» **Problem requirements**: Repeat, exactly and completely, the entries shown underneath.

[Begin Recorded data]

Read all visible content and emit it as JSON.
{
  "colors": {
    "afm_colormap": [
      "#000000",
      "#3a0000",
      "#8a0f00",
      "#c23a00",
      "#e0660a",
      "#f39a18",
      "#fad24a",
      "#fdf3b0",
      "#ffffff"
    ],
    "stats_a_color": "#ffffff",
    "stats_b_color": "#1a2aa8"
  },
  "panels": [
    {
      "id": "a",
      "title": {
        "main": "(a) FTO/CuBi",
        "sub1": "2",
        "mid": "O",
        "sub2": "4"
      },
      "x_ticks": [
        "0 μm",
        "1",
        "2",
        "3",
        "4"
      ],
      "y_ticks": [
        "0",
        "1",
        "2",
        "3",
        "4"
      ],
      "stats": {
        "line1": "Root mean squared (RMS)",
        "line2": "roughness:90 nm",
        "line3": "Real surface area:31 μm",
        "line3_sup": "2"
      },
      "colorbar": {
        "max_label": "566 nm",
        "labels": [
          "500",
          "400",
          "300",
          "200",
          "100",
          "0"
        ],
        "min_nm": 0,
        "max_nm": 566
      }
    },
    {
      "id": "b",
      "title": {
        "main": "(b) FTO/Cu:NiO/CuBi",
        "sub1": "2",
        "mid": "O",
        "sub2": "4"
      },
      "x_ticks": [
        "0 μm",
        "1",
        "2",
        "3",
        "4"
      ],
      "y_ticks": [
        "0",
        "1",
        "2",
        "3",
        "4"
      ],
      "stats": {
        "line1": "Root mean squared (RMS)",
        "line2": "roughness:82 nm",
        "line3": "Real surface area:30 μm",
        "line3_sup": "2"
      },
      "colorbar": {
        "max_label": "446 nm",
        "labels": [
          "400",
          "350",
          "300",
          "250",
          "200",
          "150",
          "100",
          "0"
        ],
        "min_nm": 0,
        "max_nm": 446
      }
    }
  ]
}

[End Recorded data]

» **Exercise result**:
Read all visible content and emit it as JSON.
{
  "colors": {
    "afm_colormap": [
      "#000000",
      "#3a0000",
      "#8a0f00",
      "#c23a00",
      "#e0660a",
      "#f39a18",
      "#fad24a",
      "#fdf3b0",
      "#ffffff"
    ],
    "stats_a_color": "#ffffff",
    "stats_b_color": "#1a2aa8"
  },
  "panels": [
    {
      "id": "a",
      "title": {
        "main": "(a) FTO/CuBi",
        "sub1": "2",
        "mid": "O",
        "sub2": "4"
      },
      "x_ticks": [
        "0 μm",
        "1",
        "2",
        "3",
        "4"
      ],
      "y_ticks": [
        "0",
        "1",
        "2",
        "3",
        "4"
      ],
      "stats": {
        "line1": "Root mean squared (RMS)",
        "line2": "roughness:90 nm",
        "line3": "Real surface area:31 μm",
        "line3_sup": "2"
      },
      "colorbar": {
        "max_label": "566 nm",
        "labels": [
          "500",
          "400",
          "300",
          "200",
          "100",
          "0"
        ],
        "min_nm": 0,
        "max_nm": 566
      }
    },
    {
      "id": "b",
      "title": {
        "main": "(b) FTO/Cu:NiO/CuBi",
        "sub1": "2",
        "mid": "O",
        "sub2": "4"
      },
      "x_ticks": [
        "0 μm",
        "1",
        "2",
        "3",
        "4"
      ],
      "y_ticks": [
        "0",
        "1",
        "2",
        "3",
        "4"
      ],
      "stats": {
        "line1": "Root mean squared (RMS)",
        "line2": "roughness:82 nm",
        "line3": "Real surface area:30 μm",
        "line3_sup": "2"
      },
      "colorbar": {
        "max_label": "446 nm",
        "labels": [
          "400",
          "350",
          "300",
          "250",
          "200",
          "150",
          "100",
          "0"
        ],
        "min_nm": 0,
        "max_nm": 446
      }
    }
  ]
}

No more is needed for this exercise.